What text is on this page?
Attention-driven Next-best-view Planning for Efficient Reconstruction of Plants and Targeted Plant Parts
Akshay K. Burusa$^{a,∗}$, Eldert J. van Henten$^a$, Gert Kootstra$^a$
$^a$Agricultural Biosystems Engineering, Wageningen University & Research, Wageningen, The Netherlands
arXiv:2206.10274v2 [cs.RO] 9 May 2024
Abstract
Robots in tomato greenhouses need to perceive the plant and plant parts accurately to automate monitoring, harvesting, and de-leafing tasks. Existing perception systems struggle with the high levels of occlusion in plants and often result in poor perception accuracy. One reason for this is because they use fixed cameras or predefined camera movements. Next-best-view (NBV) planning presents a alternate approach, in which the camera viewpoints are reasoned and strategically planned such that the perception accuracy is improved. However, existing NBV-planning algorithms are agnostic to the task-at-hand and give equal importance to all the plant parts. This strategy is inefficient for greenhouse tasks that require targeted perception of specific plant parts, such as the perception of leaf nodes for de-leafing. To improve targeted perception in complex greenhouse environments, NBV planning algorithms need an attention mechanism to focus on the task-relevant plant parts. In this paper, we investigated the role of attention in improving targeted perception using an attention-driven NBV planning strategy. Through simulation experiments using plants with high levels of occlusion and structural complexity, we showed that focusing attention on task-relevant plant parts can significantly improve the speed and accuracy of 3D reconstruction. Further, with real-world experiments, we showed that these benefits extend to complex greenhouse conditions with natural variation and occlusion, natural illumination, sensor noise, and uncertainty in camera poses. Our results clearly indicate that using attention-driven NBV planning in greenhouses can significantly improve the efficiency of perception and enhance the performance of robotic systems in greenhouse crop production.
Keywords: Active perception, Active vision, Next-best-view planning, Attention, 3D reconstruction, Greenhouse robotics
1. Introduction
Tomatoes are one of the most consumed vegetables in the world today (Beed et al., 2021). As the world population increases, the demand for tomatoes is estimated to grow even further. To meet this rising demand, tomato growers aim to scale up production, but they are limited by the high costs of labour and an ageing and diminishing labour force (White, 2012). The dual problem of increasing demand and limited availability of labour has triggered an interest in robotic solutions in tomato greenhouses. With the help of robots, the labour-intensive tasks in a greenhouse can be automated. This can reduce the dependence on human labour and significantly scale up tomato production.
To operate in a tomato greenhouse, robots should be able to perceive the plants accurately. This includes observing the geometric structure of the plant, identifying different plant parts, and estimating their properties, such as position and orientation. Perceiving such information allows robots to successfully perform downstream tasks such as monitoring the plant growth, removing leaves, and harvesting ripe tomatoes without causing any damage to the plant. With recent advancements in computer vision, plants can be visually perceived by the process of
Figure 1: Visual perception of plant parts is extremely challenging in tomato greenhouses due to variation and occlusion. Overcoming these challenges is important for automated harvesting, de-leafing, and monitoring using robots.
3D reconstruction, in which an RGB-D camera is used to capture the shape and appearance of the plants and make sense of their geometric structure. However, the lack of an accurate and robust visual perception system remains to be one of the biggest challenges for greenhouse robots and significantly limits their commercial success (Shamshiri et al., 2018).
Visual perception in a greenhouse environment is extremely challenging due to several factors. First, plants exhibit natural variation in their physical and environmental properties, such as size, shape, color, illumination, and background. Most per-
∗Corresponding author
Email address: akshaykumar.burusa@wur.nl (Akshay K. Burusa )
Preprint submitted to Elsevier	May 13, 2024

◆ **Work to do**
All of the material must be reproduced exactly.

◆ **Answer to this problem**
What text is on this page?
Attention-driven Next-best-view Planning for Efficient Reconstruction of Plants and Targeted Plant Parts
Akshay K. Burusa$^{a,∗}$, Eldert J. van Henten$^a$, Gert Kootstra$^a$
$^a$Agricultural Biosystems Engineering, Wageningen University & Research, Wageningen, The Netherlands
arXiv:2206.10274v2 [cs.RO] 9 May 2024
Abstract
Robots in tomato greenhouses need to perceive the plant and plant parts accurately to automate monitoring, harvesting, and de-leafing tasks. Existing perception systems struggle with the high levels of occlusion in plants and often result in poor perception accuracy. One reason for this is because they use fixed cameras or predefined camera movements. Next-best-view (NBV) planning presents a alternate approach, in which the camera viewpoints are reasoned and strategically planned such that the perception accuracy is improved. However, existing NBV-planning algorithms are agnostic to the task-at-hand and give equal importance to all the plant parts. This strategy is inefficient for greenhouse tasks that require targeted perception of specific plant parts, such as the perception of leaf nodes for de-leafing. To improve targeted perception in complex greenhouse environments, NBV planning algorithms need an attention mechanism to focus on the task-relevant plant parts. In this paper, we investigated the role of attention in improving targeted perception using an attention-driven NBV planning strategy. Through simulation experiments using plants with high levels of occlusion and structural complexity, we showed that focusing attention on task-relevant plant parts can significantly improve the speed and accuracy of 3D reconstruction. Further, with real-world experiments, we showed that these benefits extend to complex greenhouse conditions with natural variation and occlusion, natural illumination, sensor noise, and uncertainty in camera poses. Our results clearly indicate that using attention-driven NBV planning in greenhouses can significantly improve the efficiency of perception and enhance the performance of robotic systems in greenhouse crop production.
Keywords: Active perception, Active vision, Next-best-view planning, Attention, 3D reconstruction, Greenhouse robotics
1. Introduction
Tomatoes are one of the most consumed vegetables in the world today (Beed et al., 2021). As the world population increases, the demand for tomatoes is estimated to grow even further. To meet this rising demand, tomato growers aim to scale up production, but they are limited by the high costs of labour and an ageing and diminishing labour force (White, 2012). The dual problem of increasing demand and limited availability of labour has triggered an interest in robotic solutions in tomato greenhouses. With the help of robots, the labour-intensive tasks in a greenhouse can be automated. This can reduce the dependence on human labour and significantly scale up tomato production.
To operate in a tomato greenhouse, robots should be able to perceive the plants accurately. This includes observing the geometric structure of the plant, identifying different plant parts, and estimating their properties, such as position and orientation. Perceiving such information allows robots to successfully perform downstream tasks such as monitoring the plant growth, removing leaves, and harvesting ripe tomatoes without causing any damage to the plant. With recent advancements in computer vision, plants can be visually perceived by the process of
Figure 1: Visual perception of plant parts is extremely challenging in tomato greenhouses due to variation and occlusion. Overcoming these challenges is important for automated harvesting, de-leafing, and monitoring using robots.
3D reconstruction, in which an RGB-D camera is used to capture the shape and appearance of the plants and make sense of their geometric structure. However, the lack of an accurate and robust visual perception system remains to be one of the biggest challenges for greenhouse robots and significantly limits their commercial success (Shamshiri et al., 2018).
Visual perception in a greenhouse environment is extremely challenging due to several factors. First, plants exhibit natural variation in their physical and environmental properties, such as size, shape, color, illumination, and background. Most per-
∗Corresponding author
Email address: akshaykumar.burusa@wur.nl (Akshay K. Burusa )
Preprint submitted to Elsevier	May 13, 2024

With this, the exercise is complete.